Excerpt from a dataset
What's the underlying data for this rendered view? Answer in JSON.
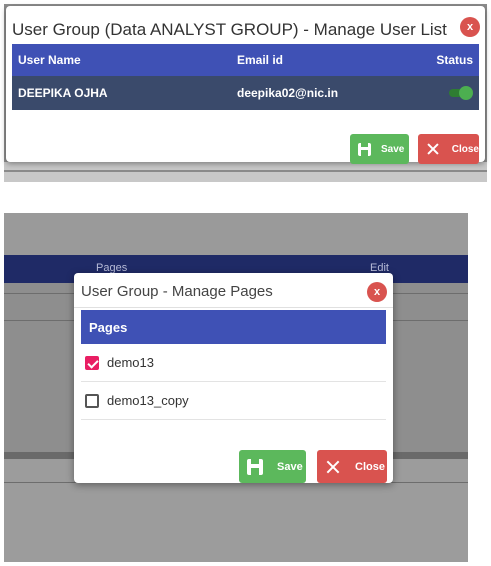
{
  "manage_users": {
    "title": "User Group (Data ANALYST GROUP) - Manage User List",
    "close_label": "x",
    "columns": [
      "User Name",
      "Email id",
      "Status"
    ],
    "rows": [
      {
        "user_name": "DEEPIKA OJHA",
        "email": "deepika02@nic.in",
        "status": "active"
      }
    ],
    "save_label": "Save",
    "close_button_label": "Close"
  },
  "background_table": {
    "columns": [
      "Pages",
      "Edit"
    ]
  },
  "manage_pages": {
    "title": "User Group - Manage Pages",
    "close_label": "x",
    "header": "Pages",
    "items": [
      {
        "label": "demo13",
        "checked": true
      },
      {
        "label": "demo13_copy",
        "checked": false
      }
    ],
    "save_label": "Save",
    "close_button_label": "Close"
  },
  "colors": {
    "primary": "#3f51b5",
    "row_dark": "#3a4a6b",
    "save": "#5cb85c",
    "danger": "#d9534f",
    "checkbox": "#e91e63",
    "toggle_on": "#4caf50"
  },
  "icons": {
    "save": "floppy-disk-icon",
    "close": "x-icon",
    "dialog_close": "close-circle-icon",
    "check": "checkbox-checked-icon"
  }
}
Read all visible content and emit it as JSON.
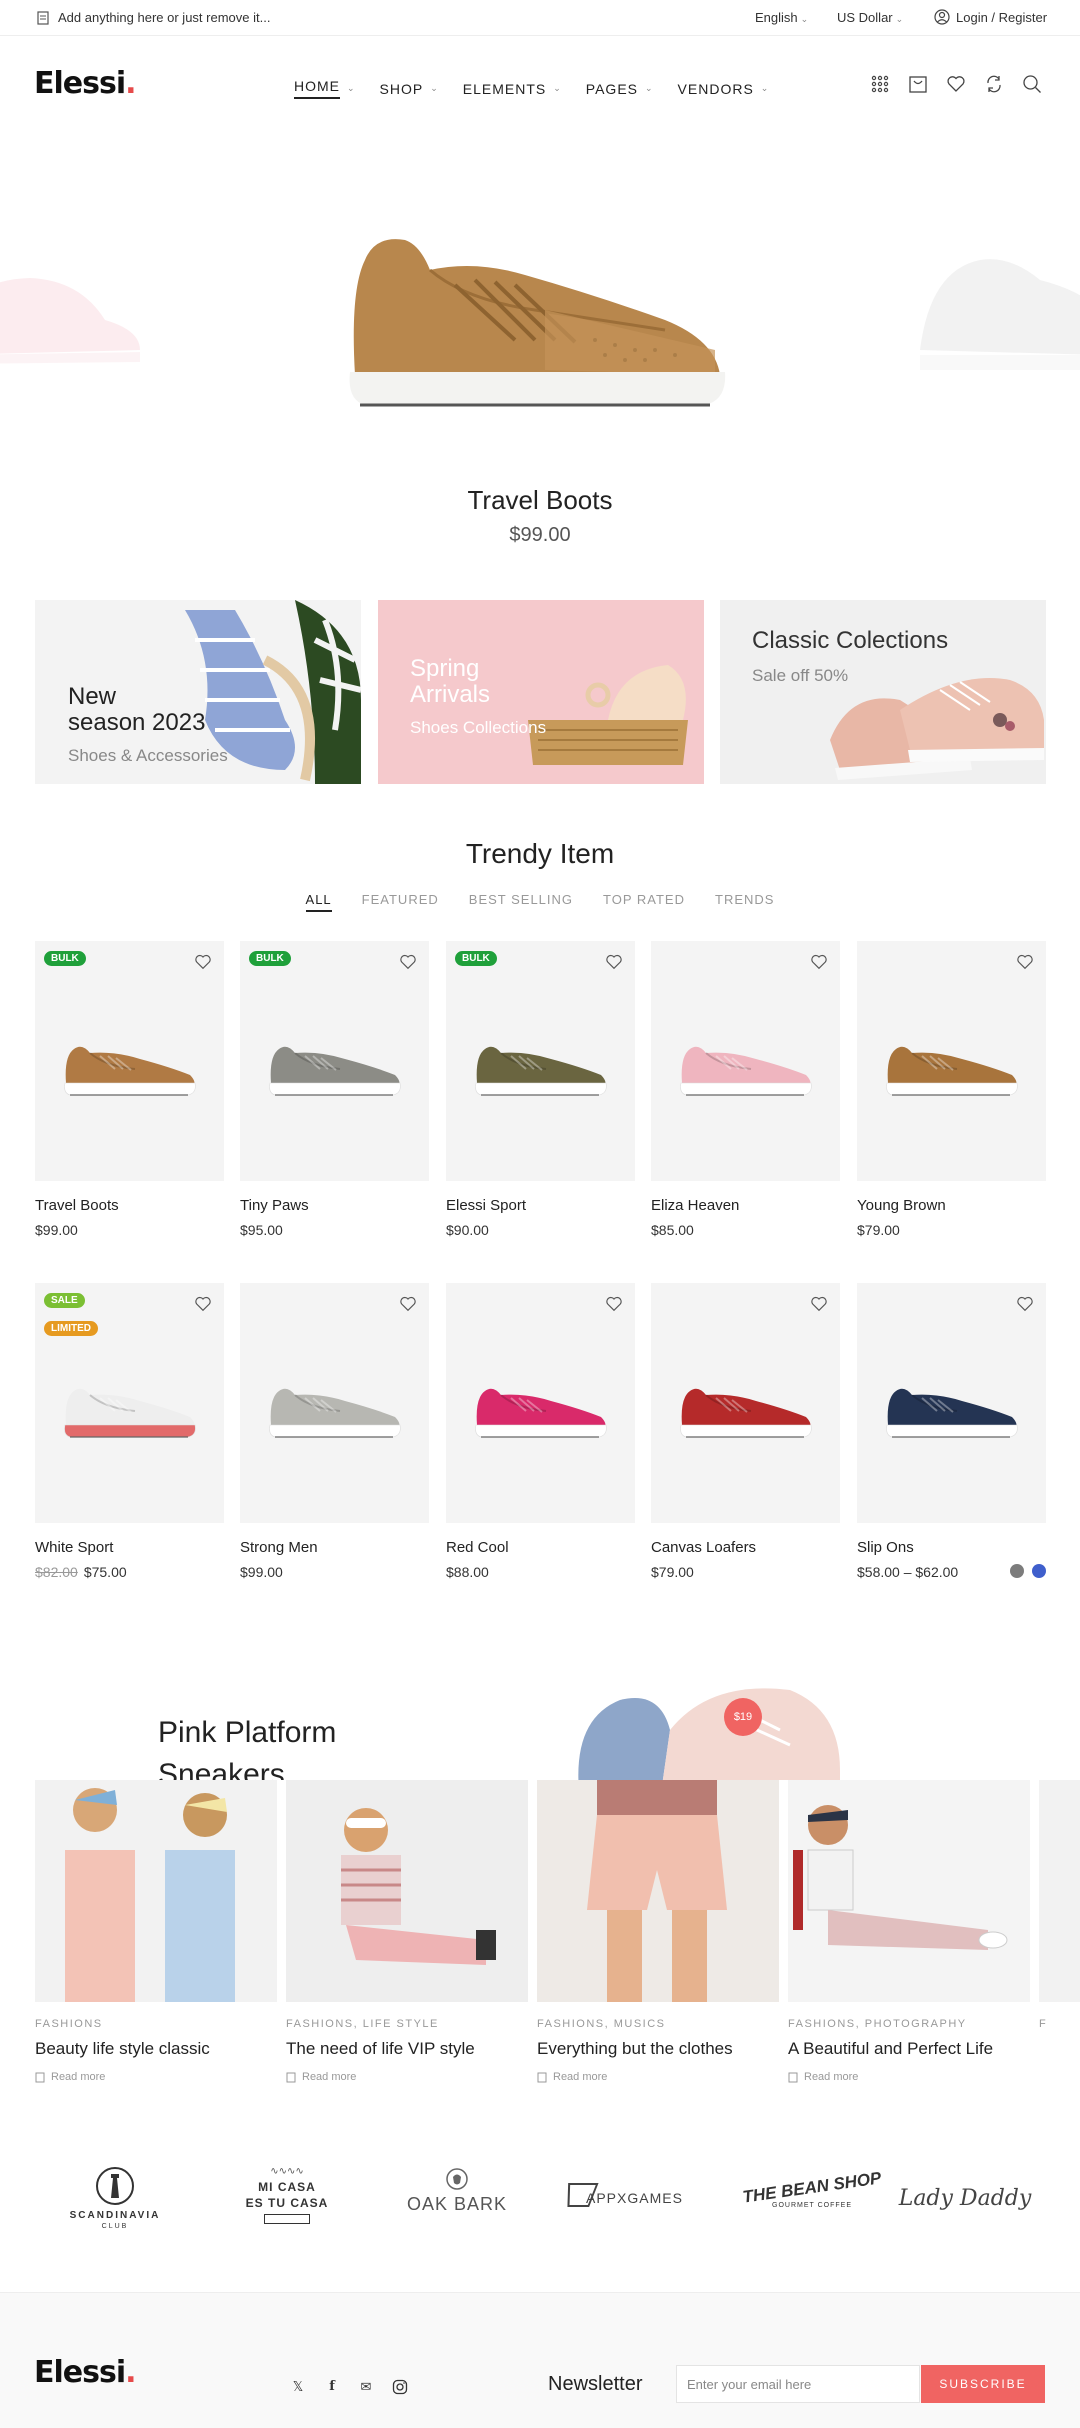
{
  "topbar": {
    "notice": "Add anything here or just remove it...",
    "language": "English",
    "currency": "US Dollar",
    "login": "Login / Register"
  },
  "header": {
    "logo": "Elessi",
    "nav": [
      "HOME",
      "SHOP",
      "ELEMENTS",
      "PAGES",
      "VENDORS"
    ]
  },
  "hero": {
    "title": "Travel Boots",
    "price": "$99.00"
  },
  "banners": [
    {
      "title_line1": "New",
      "title_line2": "season 2023",
      "subtitle": "Shoes & Accessories"
    },
    {
      "title_line1": "Spring",
      "title_line2": "Arrivals",
      "subtitle": "Shoes Collections"
    },
    {
      "title": "Classic Colections",
      "subtitle": "Sale off 50%"
    }
  ],
  "trendy": {
    "title": "Trendy Item",
    "tabs": [
      "ALL",
      "FEATURED",
      "BEST SELLING",
      "TOP RATED",
      "TRENDS"
    ],
    "products": [
      {
        "name": "Travel Boots",
        "price": "$99.00",
        "badge": "BULK",
        "color": "#b07a44"
      },
      {
        "name": "Tiny Paws",
        "price": "$95.00",
        "badge": "BULK",
        "color": "#8c8c86"
      },
      {
        "name": "Elessi Sport",
        "price": "$90.00",
        "badge": "BULK",
        "color": "#6a6540"
      },
      {
        "name": "Eliza Heaven",
        "price": "$85.00",
        "badge": "",
        "color": "#efb5bf"
      },
      {
        "name": "Young Brown",
        "price": "$79.00",
        "badge": "",
        "color": "#a8743c"
      },
      {
        "name": "White Sport",
        "price": "$75.00",
        "old_price": "$82.00",
        "badge": "SALE",
        "badge2": "LIMITED",
        "color": "#eeeeee"
      },
      {
        "name": "Strong Men",
        "price": "$99.00",
        "badge": "",
        "color": "#b7b7b2"
      },
      {
        "name": "Red Cool",
        "price": "$88.00",
        "badge": "",
        "color": "#d92a6a"
      },
      {
        "name": "Canvas Loafers",
        "price": "$79.00",
        "badge": "",
        "color": "#b52a2a"
      },
      {
        "name": "Slip Ons",
        "price": "$58.00 – $62.00",
        "badge": "",
        "color": "#243453"
      }
    ],
    "swatches": [
      "#7c7c7c",
      "#3f5fcc"
    ]
  },
  "promo": {
    "title_line1": "Pink Platform",
    "title_line2": "Sneakers",
    "badge": "$19"
  },
  "blog": [
    {
      "category": "FASHIONS",
      "title": "Beauty life style classic",
      "more": "Read more"
    },
    {
      "category": "FASHIONS, LIFE STYLE",
      "title": "The need of life VIP style",
      "more": "Read more"
    },
    {
      "category": "FASHIONS, MUSICS",
      "title": "Everything but the clothes",
      "more": "Read more"
    },
    {
      "category": "FASHIONS, PHOTOGRAPHY",
      "title": "A Beautiful and Perfect Life",
      "more": "Read more"
    }
  ],
  "brands": [
    {
      "name": "SCANDINAVIA",
      "sub": "CLUB"
    },
    {
      "name": "MI CASA",
      "sub": "ES TU CASA"
    },
    {
      "name": "OAK BARK",
      "sub": ""
    },
    {
      "name": "APPXGAMES",
      "sub": ""
    },
    {
      "name": "THE BEAN SHOP",
      "sub": "GOURMET COFFEE"
    },
    {
      "name": "Lady Daddy",
      "sub": ""
    }
  ],
  "footer": {
    "logo": "Elessi",
    "newsletter": "Newsletter",
    "email_placeholder": "Enter your email here",
    "subscribe": "SUBSCRIBE"
  }
}
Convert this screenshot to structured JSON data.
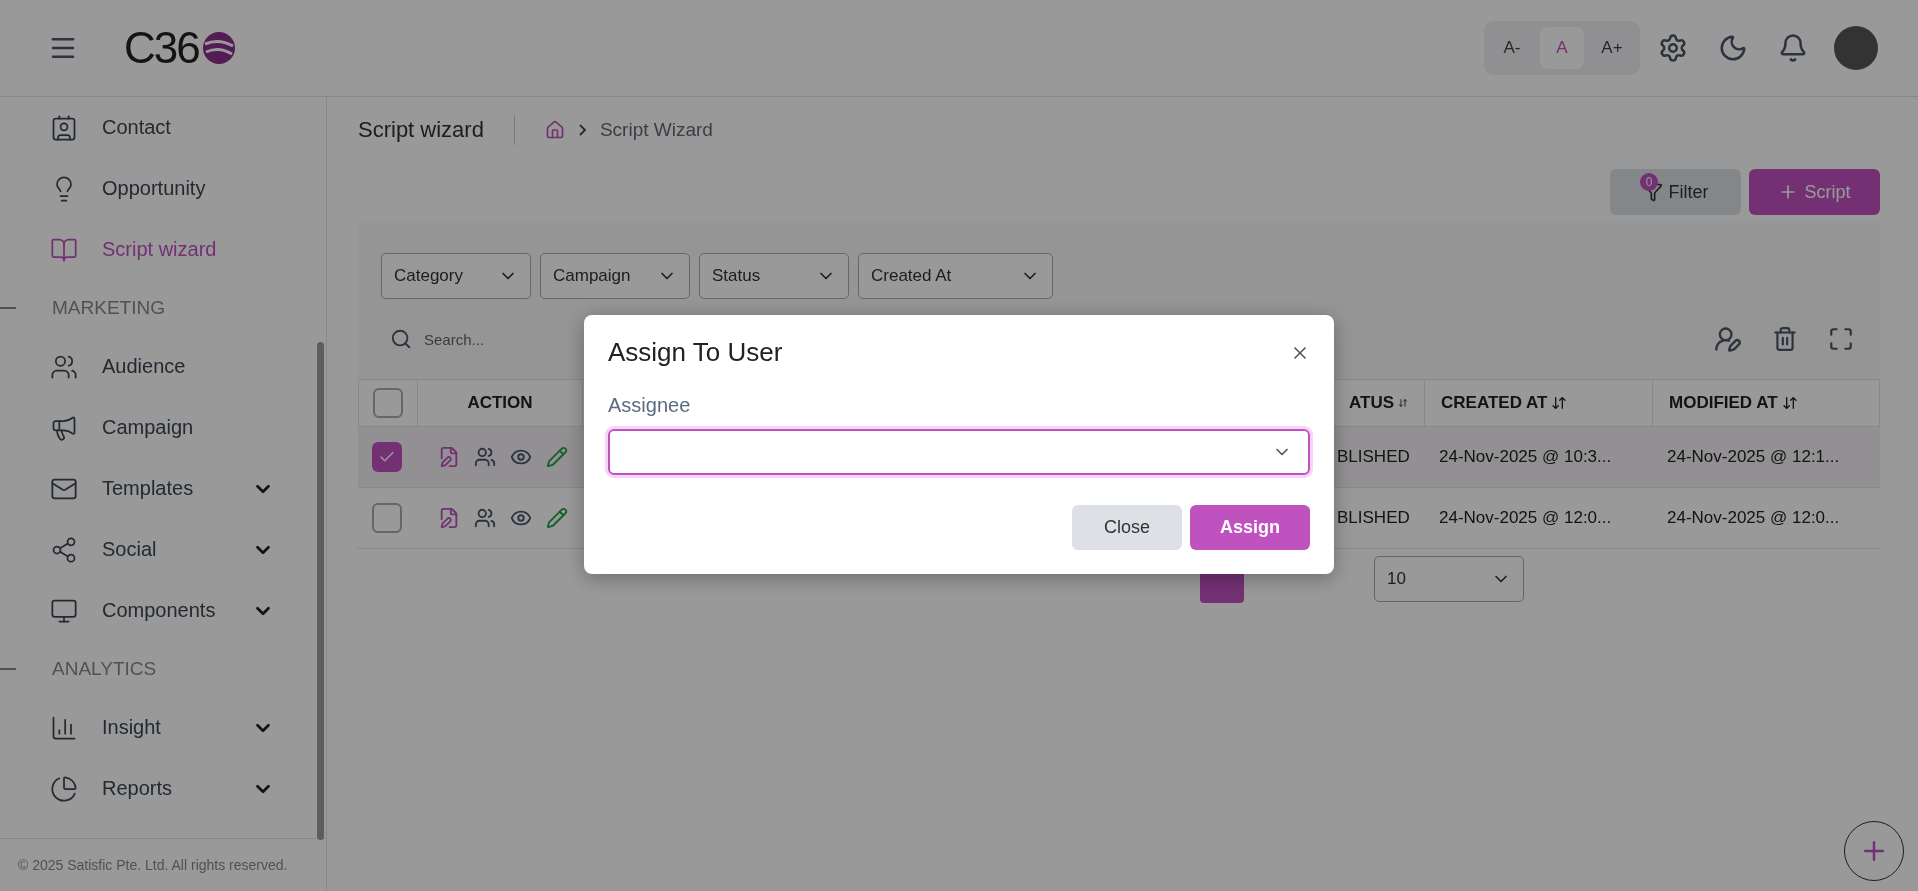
{
  "header": {
    "logo": "C36",
    "font_sizes": [
      {
        "label": "A-",
        "selected": false
      },
      {
        "label": "A",
        "selected": true
      },
      {
        "label": "A+",
        "selected": false
      }
    ]
  },
  "sidebar": {
    "sections": [
      {
        "items": [
          {
            "kind": "link",
            "label": "Contact",
            "selected": false
          },
          {
            "kind": "link",
            "label": "Opportunity",
            "selected": false
          },
          {
            "kind": "link",
            "label": "Script wizard",
            "selected": true
          }
        ]
      },
      {
        "heading": "MARKETING",
        "items": [
          {
            "kind": "link",
            "label": "Audience",
            "selected": false
          },
          {
            "kind": "link",
            "label": "Campaign",
            "selected": false
          },
          {
            "kind": "group",
            "label": "Templates",
            "selected": false,
            "expanded": false
          },
          {
            "kind": "group",
            "label": "Social",
            "selected": false,
            "expanded": false
          },
          {
            "kind": "group",
            "label": "Components",
            "selected": false,
            "expanded": false
          }
        ]
      },
      {
        "heading": "ANALYTICS",
        "items": [
          {
            "kind": "group",
            "label": "Insight",
            "selected": false,
            "expanded": false
          },
          {
            "kind": "group",
            "label": "Reports",
            "selected": false,
            "expanded": false
          }
        ]
      }
    ],
    "footer": "© 2025 Satisfic Pte. Ltd. All rights reserved."
  },
  "page": {
    "title": "Script wizard",
    "breadcrumb": "Script Wizard"
  },
  "toolbar": {
    "filter": {
      "label": "Filter",
      "count": "0"
    },
    "add": {
      "label": "Script"
    }
  },
  "filters": [
    "Category",
    "Campaign",
    "Status",
    "Created At"
  ],
  "search": {
    "placeholder": "Search..."
  },
  "table": {
    "columns": [
      {
        "label": "ACTION",
        "sortable": false
      },
      {
        "label": "ATUS",
        "sortable": true
      },
      {
        "label": "CREATED AT",
        "sortable": true
      },
      {
        "label": "MODIFIED AT",
        "sortable": true
      }
    ],
    "all_checked": false,
    "rows": [
      {
        "selected": true,
        "status": "BLISHED",
        "created": "24-Nov-2025 @ 10:3...",
        "modified": "24-Nov-2025 @ 12:1..."
      },
      {
        "selected": false,
        "status": "BLISHED",
        "created": "24-Nov-2025 @ 12:0...",
        "modified": "24-Nov-2025 @ 12:0..."
      }
    ]
  },
  "pagination": {
    "page_size": "10"
  },
  "modal": {
    "title": "Assign To User",
    "field_label": "Assignee",
    "buttons": [
      {
        "kind": "secondary",
        "label": "Close"
      },
      {
        "kind": "primary",
        "label": "Assign"
      }
    ]
  }
}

_Challenge_
Write out each line of the data exactly; the images should be left out.

_Output for this task_
What's the underlying data for this rendered view? Answer in JSON.
{
  "manage_users": {
    "title": "User Group (Data ANALYST GROUP) - Manage User List",
    "close_label": "x",
    "columns": [
      "User Name",
      "Email id",
      "Status"
    ],
    "rows": [
      {
        "user_name": "DEEPIKA OJHA",
        "email": "deepika02@nic.in",
        "status": "active"
      }
    ],
    "save_label": "Save",
    "close_button_label": "Close"
  },
  "background_table": {
    "columns": [
      "Pages",
      "Edit"
    ]
  },
  "manage_pages": {
    "title": "User Group - Manage Pages",
    "close_label": "x",
    "header": "Pages",
    "items": [
      {
        "label": "demo13",
        "checked": true
      },
      {
        "label": "demo13_copy",
        "checked": false
      }
    ],
    "save_label": "Save",
    "close_button_label": "Close"
  },
  "colors": {
    "primary": "#3f51b5",
    "row_dark": "#3a4a6b",
    "save": "#5cb85c",
    "danger": "#d9534f",
    "checkbox": "#e91e63",
    "toggle_on": "#4caf50"
  },
  "icons": {
    "save": "floppy-disk-icon",
    "close": "x-icon",
    "dialog_close": "close-circle-icon",
    "check": "checkbox-checked-icon"
  }
}
Read all visible content and emit it as JSON.
{
  "topbar": {
    "notice": "Add anything here or just remove it...",
    "language": "English",
    "currency": "US Dollar",
    "login": "Login / Register"
  },
  "header": {
    "logo": "Elessi",
    "nav": [
      "HOME",
      "SHOP",
      "ELEMENTS",
      "PAGES",
      "VENDORS"
    ]
  },
  "hero": {
    "title": "Travel Boots",
    "price": "$99.00"
  },
  "banners": [
    {
      "title_line1": "New",
      "title_line2": "season 2023",
      "subtitle": "Shoes & Accessories"
    },
    {
      "title_line1": "Spring",
      "title_line2": "Arrivals",
      "subtitle": "Shoes Collections"
    },
    {
      "title": "Classic Colections",
      "subtitle": "Sale off 50%"
    }
  ],
  "trendy": {
    "title": "Trendy Item",
    "tabs": [
      "ALL",
      "FEATURED",
      "BEST SELLING",
      "TOP RATED",
      "TRENDS"
    ],
    "products": [
      {
        "name": "Travel Boots",
        "price": "$99.00",
        "badge": "BULK",
        "color": "#b07a44"
      },
      {
        "name": "Tiny Paws",
        "price": "$95.00",
        "badge": "BULK",
        "color": "#8c8c86"
      },
      {
        "name": "Elessi Sport",
        "price": "$90.00",
        "badge": "BULK",
        "color": "#6a6540"
      },
      {
        "name": "Eliza Heaven",
        "price": "$85.00",
        "badge": "",
        "color": "#efb5bf"
      },
      {
        "name": "Young Brown",
        "price": "$79.00",
        "badge": "",
        "color": "#a8743c"
      },
      {
        "name": "White Sport",
        "price": "$75.00",
        "old_price": "$82.00",
        "badge": "SALE",
        "badge2": "LIMITED",
        "color": "#eeeeee"
      },
      {
        "name": "Strong Men",
        "price": "$99.00",
        "badge": "",
        "color": "#b7b7b2"
      },
      {
        "name": "Red Cool",
        "price": "$88.00",
        "badge": "",
        "color": "#d92a6a"
      },
      {
        "name": "Canvas Loafers",
        "price": "$79.00",
        "badge": "",
        "color": "#b52a2a"
      },
      {
        "name": "Slip Ons",
        "price": "$58.00 – $62.00",
        "badge": "",
        "color": "#243453"
      }
    ],
    "swatches": [
      "#7c7c7c",
      "#3f5fcc"
    ]
  },
  "promo": {
    "title_line1": "Pink Platform",
    "title_line2": "Sneakers",
    "badge": "$19"
  },
  "blog": [
    {
      "category": "FASHIONS",
      "title": "Beauty life style classic",
      "more": "Read more"
    },
    {
      "category": "FASHIONS, LIFE STYLE",
      "title": "The need of life VIP style",
      "more": "Read more"
    },
    {
      "category": "FASHIONS, MUSICS",
      "title": "Everything but the clothes",
      "more": "Read more"
    },
    {
      "category": "FASHIONS, PHOTOGRAPHY",
      "title": "A Beautiful and Perfect Life",
      "more": "Read more"
    }
  ],
  "brands": [
    {
      "name": "SCANDINAVIA",
      "sub": "CLUB"
    },
    {
      "name": "MI CASA",
      "sub": "ES TU CASA"
    },
    {
      "name": "OAK BARK",
      "sub": ""
    },
    {
      "name": "APPXGAMES",
      "sub": ""
    },
    {
      "name": "THE BEAN SHOP",
      "sub": "GOURMET COFFEE"
    },
    {
      "name": "Lady Daddy",
      "sub": ""
    }
  ],
  "footer": {
    "logo": "Elessi",
    "newsletter": "Newsletter",
    "email_placeholder": "Enter your email here",
    "subscribe": "SUBSCRIBE"
  }
}
Convert this screenshot to structured JSON data.
{
  "header": {
    "logo": "C36",
    "font_sizes": [
      {
        "label": "A-",
        "selected": false
      },
      {
        "label": "A",
        "selected": true
      },
      {
        "label": "A+",
        "selected": false
      }
    ]
  },
  "sidebar": {
    "sections": [
      {
        "items": [
          {
            "kind": "link",
            "label": "Contact",
            "selected": false
          },
          {
            "kind": "link",
            "label": "Opportunity",
            "selected": false
          },
          {
            "kind": "link",
            "label": "Script wizard",
            "selected": true
          }
        ]
      },
      {
        "heading": "MARKETING",
        "items": [
          {
            "kind": "link",
            "label": "Audience",
            "selected": false
          },
          {
            "kind": "link",
            "label": "Campaign",
            "selected": false
          },
          {
            "kind": "group",
            "label": "Templates",
            "selected": false,
            "expanded": false
          },
          {
            "kind": "group",
            "label": "Social",
            "selected": false,
            "expanded": false
          },
          {
            "kind": "group",
            "label": "Components",
            "selected": false,
            "expanded": false
          }
        ]
      },
      {
        "heading": "ANALYTICS",
        "items": [
          {
            "kind": "group",
            "label": "Insight",
            "selected": false,
            "expanded": false
          },
          {
            "kind": "group",
            "label": "Reports",
            "selected": false,
            "expanded": false
          }
        ]
      }
    ],
    "footer": "© 2025 Satisfic Pte. Ltd. All rights reserved."
  },
  "page": {
    "title": "Script wizard",
    "breadcrumb": "Script Wizard"
  },
  "toolbar": {
    "filter": {
      "label": "Filter",
      "count": "0"
    },
    "add": {
      "label": "Script"
    }
  },
  "filters": [
    "Category",
    "Campaign",
    "Status",
    "Created At"
  ],
  "search": {
    "placeholder": "Search..."
  },
  "table": {
    "columns": [
      {
        "label": "ACTION",
        "sortable": false
      },
      {
        "label": "ATUS",
        "sortable": true
      },
      {
        "label": "CREATED AT",
        "sortable": true
      },
      {
        "label": "MODIFIED AT",
        "sortable": true
      }
    ],
    "all_checked": false,
    "rows": [
      {
        "selected": true,
        "status": "BLISHED",
        "created": "24-Nov-2025 @ 10:3...",
        "modified": "24-Nov-2025 @ 12:1..."
      },
      {
        "selected": false,
        "status": "BLISHED",
        "created": "24-Nov-2025 @ 12:0...",
        "modified": "24-Nov-2025 @ 12:0..."
      }
    ]
  },
  "pagination": {
    "page_size": "10"
  },
  "modal": {
    "title": "Assign To User",
    "field_label": "Assignee",
    "buttons": [
      {
        "kind": "secondary",
        "label": "Close"
      },
      {
        "kind": "primary",
        "label": "Assign"
      }
    ]
  }
}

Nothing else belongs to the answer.